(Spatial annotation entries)
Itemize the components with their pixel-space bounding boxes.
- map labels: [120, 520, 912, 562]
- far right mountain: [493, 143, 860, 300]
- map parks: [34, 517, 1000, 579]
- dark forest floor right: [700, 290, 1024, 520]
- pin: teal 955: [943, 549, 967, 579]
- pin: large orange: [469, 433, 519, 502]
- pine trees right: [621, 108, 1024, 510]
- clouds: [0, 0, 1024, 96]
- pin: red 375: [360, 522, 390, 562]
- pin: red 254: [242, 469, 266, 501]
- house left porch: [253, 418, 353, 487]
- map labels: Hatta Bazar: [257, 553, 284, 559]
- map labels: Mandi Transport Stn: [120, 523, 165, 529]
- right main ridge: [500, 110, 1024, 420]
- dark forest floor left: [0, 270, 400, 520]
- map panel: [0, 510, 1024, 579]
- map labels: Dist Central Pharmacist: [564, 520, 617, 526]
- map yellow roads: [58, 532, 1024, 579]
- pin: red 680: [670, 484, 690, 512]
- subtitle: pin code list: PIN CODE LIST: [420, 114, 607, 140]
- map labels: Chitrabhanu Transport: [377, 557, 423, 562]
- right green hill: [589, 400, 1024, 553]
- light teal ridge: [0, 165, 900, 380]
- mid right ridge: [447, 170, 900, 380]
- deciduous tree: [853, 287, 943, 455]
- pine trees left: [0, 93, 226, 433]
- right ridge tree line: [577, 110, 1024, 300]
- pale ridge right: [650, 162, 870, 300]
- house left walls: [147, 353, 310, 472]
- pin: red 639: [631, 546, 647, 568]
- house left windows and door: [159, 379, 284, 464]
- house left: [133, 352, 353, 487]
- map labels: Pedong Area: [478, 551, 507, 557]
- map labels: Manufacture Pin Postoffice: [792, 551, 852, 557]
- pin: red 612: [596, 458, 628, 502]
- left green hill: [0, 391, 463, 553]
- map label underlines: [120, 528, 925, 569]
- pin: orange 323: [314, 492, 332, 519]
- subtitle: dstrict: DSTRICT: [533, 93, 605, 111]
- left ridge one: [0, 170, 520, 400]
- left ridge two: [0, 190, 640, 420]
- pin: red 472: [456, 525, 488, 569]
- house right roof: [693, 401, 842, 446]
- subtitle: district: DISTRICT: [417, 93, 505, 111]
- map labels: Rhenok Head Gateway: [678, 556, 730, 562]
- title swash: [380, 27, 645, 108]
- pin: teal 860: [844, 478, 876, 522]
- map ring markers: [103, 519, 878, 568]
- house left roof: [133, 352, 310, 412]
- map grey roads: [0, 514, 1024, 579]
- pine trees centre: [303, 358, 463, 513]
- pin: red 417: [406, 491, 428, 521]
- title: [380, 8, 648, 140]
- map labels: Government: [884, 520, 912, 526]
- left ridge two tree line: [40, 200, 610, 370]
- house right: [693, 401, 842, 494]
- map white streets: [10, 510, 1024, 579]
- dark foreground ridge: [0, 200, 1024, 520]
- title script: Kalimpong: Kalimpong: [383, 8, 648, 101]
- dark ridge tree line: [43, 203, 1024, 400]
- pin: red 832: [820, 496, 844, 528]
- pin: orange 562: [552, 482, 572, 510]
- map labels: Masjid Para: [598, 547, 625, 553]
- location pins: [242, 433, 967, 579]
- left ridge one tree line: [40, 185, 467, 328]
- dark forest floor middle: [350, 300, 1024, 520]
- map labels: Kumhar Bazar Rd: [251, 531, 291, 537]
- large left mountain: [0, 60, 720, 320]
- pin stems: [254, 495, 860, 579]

§ **Do this**
Can you output every one of the entries above again, line for line and character for character, with nothing changed?

§ **Response below**
Itemize the components with their pixel-space bounding boxes.
- map labels: [120, 520, 912, 562]
- far right mountain: [493, 143, 860, 300]
- map parks: [34, 517, 1000, 579]
- dark forest floor right: [700, 290, 1024, 520]
- pin: teal 955: [943, 549, 967, 579]
- pin: large orange: [469, 433, 519, 502]
- pine trees right: [621, 108, 1024, 510]
- clouds: [0, 0, 1024, 96]
- pin: red 375: [360, 522, 390, 562]
- pin: red 254: [242, 469, 266, 501]
- house left porch: [253, 418, 353, 487]
- map labels: Hatta Bazar: [257, 553, 284, 559]
- map labels: Mandi Transport Stn: [120, 523, 165, 529]
- right main ridge: [500, 110, 1024, 420]
- dark forest floor left: [0, 270, 400, 520]
- map panel: [0, 510, 1024, 579]
- map labels: Dist Central Pharmacist: [564, 520, 617, 526]
- map yellow roads: [58, 532, 1024, 579]
- pin: red 680: [670, 484, 690, 512]
- subtitle: pin code list: PIN CODE LIST: [420, 114, 607, 140]
- map labels: Chitrabhanu Transport: [377, 557, 423, 562]
- right green hill: [589, 400, 1024, 553]
- light teal ridge: [0, 165, 900, 380]
- mid right ridge: [447, 170, 900, 380]
- deciduous tree: [853, 287, 943, 455]
- pine trees left: [0, 93, 226, 433]
- right ridge tree line: [577, 110, 1024, 300]
- pale ridge right: [650, 162, 870, 300]
- house left walls: [147, 353, 310, 472]
- pin: red 639: [631, 546, 647, 568]
- house left windows and door: [159, 379, 284, 464]
- house left: [133, 352, 353, 487]
- map labels: Pedong Area: [478, 551, 507, 557]
- map labels: Manufacture Pin Postoffice: [792, 551, 852, 557]
- pin: red 612: [596, 458, 628, 502]
- left green hill: [0, 391, 463, 553]
- map label underlines: [120, 528, 925, 569]
- pin: orange 323: [314, 492, 332, 519]
- subtitle: dstrict: DSTRICT: [533, 93, 605, 111]
- left ridge one: [0, 170, 520, 400]
- left ridge two: [0, 190, 640, 420]
- pin: red 472: [456, 525, 488, 569]
- house right roof: [693, 401, 842, 446]
- subtitle: district: DISTRICT: [417, 93, 505, 111]
- map labels: Rhenok Head Gateway: [678, 556, 730, 562]
- title swash: [380, 27, 645, 108]
- pin: teal 860: [844, 478, 876, 522]
- map ring markers: [103, 519, 878, 568]
- house left roof: [133, 352, 310, 412]
- map grey roads: [0, 514, 1024, 579]
- pine trees centre: [303, 358, 463, 513]
- pin: red 417: [406, 491, 428, 521]
- title: [380, 8, 648, 140]
- map labels: Government: [884, 520, 912, 526]
- left ridge two tree line: [40, 200, 610, 370]
- house right: [693, 401, 842, 494]
- map white streets: [10, 510, 1024, 579]
- dark foreground ridge: [0, 200, 1024, 520]
- title script: Kalimpong: Kalimpong: [383, 8, 648, 101]
- dark ridge tree line: [43, 203, 1024, 400]
- pin: red 832: [820, 496, 844, 528]
- pin: orange 562: [552, 482, 572, 510]
- map labels: Masjid Para: [598, 547, 625, 553]
- location pins: [242, 433, 967, 579]
- left ridge one tree line: [40, 185, 467, 328]
- dark forest floor middle: [350, 300, 1024, 520]
- map labels: Kumhar Bazar Rd: [251, 531, 291, 537]
- large left mountain: [0, 60, 720, 320]
- pin stems: [254, 495, 860, 579]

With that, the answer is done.